━━━ DATA FOR THE TASK ━━━
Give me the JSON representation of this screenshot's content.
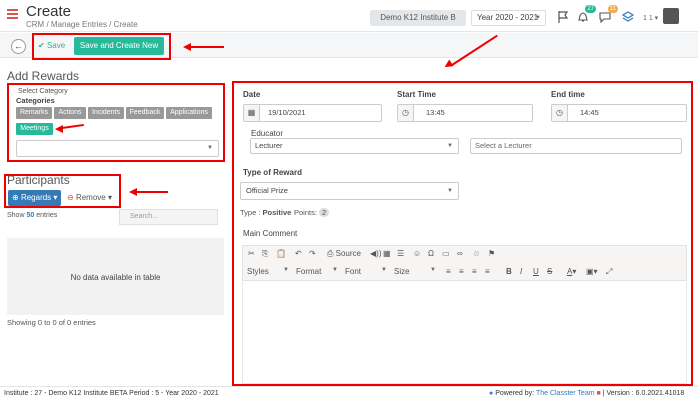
{
  "header": {
    "title": "Create",
    "breadcrumb": [
      "CRM",
      "Manage Entries",
      "Create"
    ],
    "institute": "Demo K12 Institute B",
    "year": "Year 2020 - 2021",
    "notif_count_1": "27",
    "notif_count_2": "11",
    "user_label": "1 1"
  },
  "toolbar": {
    "save_label": "Save",
    "save_create_label": "Save and Create New"
  },
  "left": {
    "section_title": "Add Rewards",
    "select_category_label": "Select Category",
    "categories_label": "Categories",
    "categories": [
      "Remarks",
      "Actions",
      "Incidents",
      "Feedback",
      "Applications"
    ],
    "selected_category": "Meetings",
    "participants_title": "Participants",
    "regards_label": "Regards",
    "remove_label": "Remove",
    "show_prefix": "Show",
    "show_count": "50",
    "show_suffix": "entries",
    "search_placeholder": "Search...",
    "empty_table": "No data available in table",
    "table_info": "Showing 0 to 0 of 0 entries"
  },
  "form": {
    "date_label": "Date",
    "date_value": "19/10/2021",
    "start_label": "Start Time",
    "start_value": "13:45",
    "end_label": "End time",
    "end_value": "14:45",
    "educator_label": "Educator",
    "educator_value": "Lecturer",
    "lecturer_placeholder": "Select a Lecturer",
    "reward_label": "Type of Reward",
    "reward_value": "Official Prize",
    "type_label": "Type :",
    "type_value": "Positive",
    "points_label": "Points:",
    "points_value": "2",
    "comment_label": "Main Comment",
    "source_label": "Source",
    "styles_label": "Styles",
    "format_label": "Format",
    "font_label": "Font",
    "size_label": "Size"
  },
  "footer": {
    "left_text": "Institute : 27 - Demo K12 Institute BETA Period : 5 - Year 2020 - 2021",
    "powered_label": "Powered by:",
    "team_label": "The Classter Team",
    "version_text": "| Version : 6.0.2021.41018"
  },
  "colors": {
    "accent": "#26b99a",
    "primary": "#337ab7",
    "annotation": "#e00000"
  }
}
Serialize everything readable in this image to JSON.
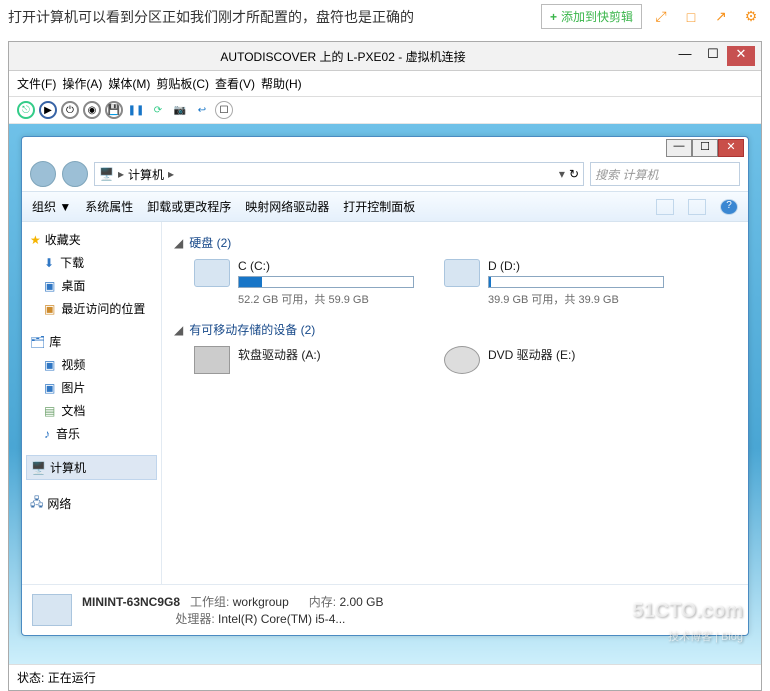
{
  "caption": "打开计算机可以看到分区正如我们刚才所配置的，盘符也是正确的",
  "clip_btn": "添加到快剪辑",
  "vm": {
    "title": "AUTODISCOVER 上的 L-PXE02 - 虚拟机连接",
    "menu": [
      "文件(F)",
      "操作(A)",
      "媒体(M)",
      "剪贴板(C)",
      "查看(V)",
      "帮助(H)"
    ]
  },
  "explorer": {
    "breadcrumb": [
      "计算机"
    ],
    "search_placeholder": "搜索 计算机",
    "cmdbar": {
      "organize": "组织 ▼",
      "properties": "系统属性",
      "uninstall": "卸载或更改程序",
      "mapnet": "映射网络驱动器",
      "cpanel": "打开控制面板"
    },
    "side": {
      "favorites": "收藏夹",
      "downloads": "下载",
      "desktop": "桌面",
      "recent": "最近访问的位置",
      "libraries": "库",
      "videos": "视频",
      "pictures": "图片",
      "documents": "文档",
      "music": "音乐",
      "computer": "计算机",
      "network": "网络"
    },
    "sections": {
      "hdd_label": "硬盘 (2)",
      "removable_label": "有可移动存储的设备 (2)"
    },
    "drives": {
      "c": {
        "name": "C (C:)",
        "free": "52.2 GB 可用，共 59.9 GB",
        "fill_pct": 13
      },
      "d": {
        "name": "D (D:)",
        "free": "39.9 GB 可用，共 39.9 GB",
        "fill_pct": 1
      },
      "a": {
        "name": "软盘驱动器 (A:)"
      },
      "e": {
        "name": "DVD 驱动器 (E:)"
      }
    },
    "footer": {
      "hostname": "MININT-63NC9G8",
      "workgroup_label": "工作组:",
      "workgroup": "workgroup",
      "mem_label": "内存:",
      "mem": "2.00 GB",
      "cpu_label": "处理器:",
      "cpu": "Intel(R) Core(TM) i5-4..."
    }
  },
  "watermark": {
    "main": "51CTO.com",
    "sub": "技术博客 | Blog"
  },
  "status": {
    "label": "状态:",
    "value": "正在运行"
  }
}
━━━
• SET EXERCISE: Pictures are excluded; copy all other data exactly as shown.

• ANSWER TO THIS EXERCISE:
Give me the JSON representation of this screenshot's content.
{
  "header": {
    "title": "Create",
    "breadcrumb": [
      "CRM",
      "Manage Entries",
      "Create"
    ],
    "institute": "Demo K12 Institute B",
    "year": "Year 2020 - 2021",
    "notif_count_1": "27",
    "notif_count_2": "11",
    "user_label": "1 1"
  },
  "toolbar": {
    "save_label": "Save",
    "save_create_label": "Save and Create New"
  },
  "left": {
    "section_title": "Add Rewards",
    "select_category_label": "Select Category",
    "categories_label": "Categories",
    "categories": [
      "Remarks",
      "Actions",
      "Incidents",
      "Feedback",
      "Applications"
    ],
    "selected_category": "Meetings",
    "participants_title": "Participants",
    "regards_label": "Regards",
    "remove_label": "Remove",
    "show_prefix": "Show",
    "show_count": "50",
    "show_suffix": "entries",
    "search_placeholder": "Search...",
    "empty_table": "No data available in table",
    "table_info": "Showing 0 to 0 of 0 entries"
  },
  "form": {
    "date_label": "Date",
    "date_value": "19/10/2021",
    "start_label": "Start Time",
    "start_value": "13:45",
    "end_label": "End time",
    "end_value": "14:45",
    "educator_label": "Educator",
    "educator_value": "Lecturer",
    "lecturer_placeholder": "Select a Lecturer",
    "reward_label": "Type of Reward",
    "reward_value": "Official Prize",
    "type_label": "Type :",
    "type_value": "Positive",
    "points_label": "Points:",
    "points_value": "2",
    "comment_label": "Main Comment",
    "source_label": "Source",
    "styles_label": "Styles",
    "format_label": "Format",
    "font_label": "Font",
    "size_label": "Size"
  },
  "footer": {
    "left_text": "Institute : 27 - Demo K12 Institute BETA Period : 5 - Year 2020 - 2021",
    "powered_label": "Powered by:",
    "team_label": "The Classter Team",
    "version_text": "| Version : 6.0.2021.41018"
  },
  "colors": {
    "accent": "#26b99a",
    "primary": "#337ab7",
    "annotation": "#e00000"
  }
}
Serialize everything readable in this image to JSON.
{
  "caption": "打开计算机可以看到分区正如我们刚才所配置的，盘符也是正确的",
  "clip_btn": "添加到快剪辑",
  "vm": {
    "title": "AUTODISCOVER 上的 L-PXE02 - 虚拟机连接",
    "menu": [
      "文件(F)",
      "操作(A)",
      "媒体(M)",
      "剪贴板(C)",
      "查看(V)",
      "帮助(H)"
    ]
  },
  "explorer": {
    "breadcrumb": [
      "计算机"
    ],
    "search_placeholder": "搜索 计算机",
    "cmdbar": {
      "organize": "组织 ▼",
      "properties": "系统属性",
      "uninstall": "卸载或更改程序",
      "mapnet": "映射网络驱动器",
      "cpanel": "打开控制面板"
    },
    "side": {
      "favorites": "收藏夹",
      "downloads": "下载",
      "desktop": "桌面",
      "recent": "最近访问的位置",
      "libraries": "库",
      "videos": "视频",
      "pictures": "图片",
      "documents": "文档",
      "music": "音乐",
      "computer": "计算机",
      "network": "网络"
    },
    "sections": {
      "hdd_label": "硬盘 (2)",
      "removable_label": "有可移动存储的设备 (2)"
    },
    "drives": {
      "c": {
        "name": "C (C:)",
        "free": "52.2 GB 可用，共 59.9 GB",
        "fill_pct": 13
      },
      "d": {
        "name": "D (D:)",
        "free": "39.9 GB 可用，共 39.9 GB",
        "fill_pct": 1
      },
      "a": {
        "name": "软盘驱动器 (A:)"
      },
      "e": {
        "name": "DVD 驱动器 (E:)"
      }
    },
    "footer": {
      "hostname": "MININT-63NC9G8",
      "workgroup_label": "工作组:",
      "workgroup": "workgroup",
      "mem_label": "内存:",
      "mem": "2.00 GB",
      "cpu_label": "处理器:",
      "cpu": "Intel(R) Core(TM) i5-4..."
    }
  },
  "watermark": {
    "main": "51CTO.com",
    "sub": "技术博客 | Blog"
  },
  "status": {
    "label": "状态:",
    "value": "正在运行"
  }
}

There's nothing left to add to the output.